-- Start Source material --

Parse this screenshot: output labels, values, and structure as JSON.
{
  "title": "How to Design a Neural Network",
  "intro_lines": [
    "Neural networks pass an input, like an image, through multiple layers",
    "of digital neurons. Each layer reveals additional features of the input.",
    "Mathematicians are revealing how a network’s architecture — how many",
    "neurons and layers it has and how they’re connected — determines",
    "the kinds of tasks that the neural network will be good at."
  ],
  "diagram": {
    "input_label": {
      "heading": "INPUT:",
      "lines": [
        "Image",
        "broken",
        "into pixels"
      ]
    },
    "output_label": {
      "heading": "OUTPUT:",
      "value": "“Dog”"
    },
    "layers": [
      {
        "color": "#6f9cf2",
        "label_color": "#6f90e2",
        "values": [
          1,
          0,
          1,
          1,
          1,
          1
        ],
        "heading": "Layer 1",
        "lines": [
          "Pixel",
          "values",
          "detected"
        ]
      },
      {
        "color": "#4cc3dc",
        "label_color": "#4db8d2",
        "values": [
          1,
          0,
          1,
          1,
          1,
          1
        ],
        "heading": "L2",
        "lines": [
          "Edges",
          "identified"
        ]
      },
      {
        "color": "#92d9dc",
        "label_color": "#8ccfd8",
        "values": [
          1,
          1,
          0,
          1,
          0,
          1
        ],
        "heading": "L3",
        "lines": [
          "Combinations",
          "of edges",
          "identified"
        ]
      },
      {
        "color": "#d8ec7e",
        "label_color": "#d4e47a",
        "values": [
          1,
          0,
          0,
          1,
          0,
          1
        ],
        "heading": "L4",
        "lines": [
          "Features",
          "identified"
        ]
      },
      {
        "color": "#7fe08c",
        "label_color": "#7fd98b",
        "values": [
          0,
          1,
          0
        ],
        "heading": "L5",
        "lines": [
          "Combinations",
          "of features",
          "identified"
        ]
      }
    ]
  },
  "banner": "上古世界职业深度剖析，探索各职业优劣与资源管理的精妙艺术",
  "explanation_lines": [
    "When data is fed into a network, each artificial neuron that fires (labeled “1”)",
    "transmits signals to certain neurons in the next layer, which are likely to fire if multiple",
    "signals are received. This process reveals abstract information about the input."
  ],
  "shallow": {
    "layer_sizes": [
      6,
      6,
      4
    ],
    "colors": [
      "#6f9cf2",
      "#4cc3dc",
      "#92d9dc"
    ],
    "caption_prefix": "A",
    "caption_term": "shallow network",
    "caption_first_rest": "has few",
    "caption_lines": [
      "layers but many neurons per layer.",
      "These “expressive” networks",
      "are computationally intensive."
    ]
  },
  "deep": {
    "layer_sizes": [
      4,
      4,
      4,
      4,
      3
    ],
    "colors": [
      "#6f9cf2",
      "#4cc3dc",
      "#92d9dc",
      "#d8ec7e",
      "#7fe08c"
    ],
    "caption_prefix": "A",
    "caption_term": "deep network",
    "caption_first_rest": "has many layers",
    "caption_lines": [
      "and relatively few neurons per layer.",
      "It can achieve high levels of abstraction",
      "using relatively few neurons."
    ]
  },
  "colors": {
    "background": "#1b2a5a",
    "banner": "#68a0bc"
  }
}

-- End Source material --

▸ Written exercise: Please restate the data word for word, every record included.

▸ Final result:
Parse this screenshot: output labels, values, and structure as JSON.
{
  "title": "How to Design a Neural Network",
  "intro_lines": [
    "Neural networks pass an input, like an image, through multiple layers",
    "of digital neurons. Each layer reveals additional features of the input.",
    "Mathematicians are revealing how a network’s architecture — how many",
    "neurons and layers it has and how they’re connected — determines",
    "the kinds of tasks that the neural network will be good at."
  ],
  "diagram": {
    "input_label": {
      "heading": "INPUT:",
      "lines": [
        "Image",
        "broken",
        "into pixels"
      ]
    },
    "output_label": {
      "heading": "OUTPUT:",
      "value": "“Dog”"
    },
    "layers": [
      {
        "color": "#6f9cf2",
        "label_color": "#6f90e2",
        "values": [
          1,
          0,
          1,
          1,
          1,
          1
        ],
        "heading": "Layer 1",
        "lines": [
          "Pixel",
          "values",
          "detected"
        ]
      },
      {
        "color": "#4cc3dc",
        "label_color": "#4db8d2",
        "values": [
          1,
          0,
          1,
          1,
          1,
          1
        ],
        "heading": "L2",
        "lines": [
          "Edges",
          "identified"
        ]
      },
      {
        "color": "#92d9dc",
        "label_color": "#8ccfd8",
        "values": [
          1,
          1,
          0,
          1,
          0,
          1
        ],
        "heading": "L3",
        "lines": [
          "Combinations",
          "of edges",
          "identified"
        ]
      },
      {
        "color": "#d8ec7e",
        "label_color": "#d4e47a",
        "values": [
          1,
          0,
          0,
          1,
          0,
          1
        ],
        "heading": "L4",
        "lines": [
          "Features",
          "identified"
        ]
      },
      {
        "color": "#7fe08c",
        "label_color": "#7fd98b",
        "values": [
          0,
          1,
          0
        ],
        "heading": "L5",
        "lines": [
          "Combinations",
          "of features",
          "identified"
        ]
      }
    ]
  },
  "banner": "上古世界职业深度剖析，探索各职业优劣与资源管理的精妙艺术",
  "explanation_lines": [
    "When data is fed into a network, each artificial neuron that fires (labeled “1”)",
    "transmits signals to certain neurons in the next layer, which are likely to fire if multiple",
    "signals are received. This process reveals abstract information about the input."
  ],
  "shallow": {
    "layer_sizes": [
      6,
      6,
      4
    ],
    "colors": [
      "#6f9cf2",
      "#4cc3dc",
      "#92d9dc"
    ],
    "caption_prefix": "A",
    "caption_term": "shallow network",
    "caption_first_rest": "has few",
    "caption_lines": [
      "layers but many neurons per layer.",
      "These “expressive” networks",
      "are computationally intensive."
    ]
  },
  "deep": {
    "layer_sizes": [
      4,
      4,
      4,
      4,
      3
    ],
    "colors": [
      "#6f9cf2",
      "#4cc3dc",
      "#92d9dc",
      "#d8ec7e",
      "#7fe08c"
    ],
    "caption_prefix": "A",
    "caption_term": "deep network",
    "caption_first_rest": "has many layers",
    "caption_lines": [
      "and relatively few neurons per layer.",
      "It can achieve high levels of abstraction",
      "using relatively few neurons."
    ]
  },
  "colors": {
    "background": "#1b2a5a",
    "banner": "#68a0bc"
  }
}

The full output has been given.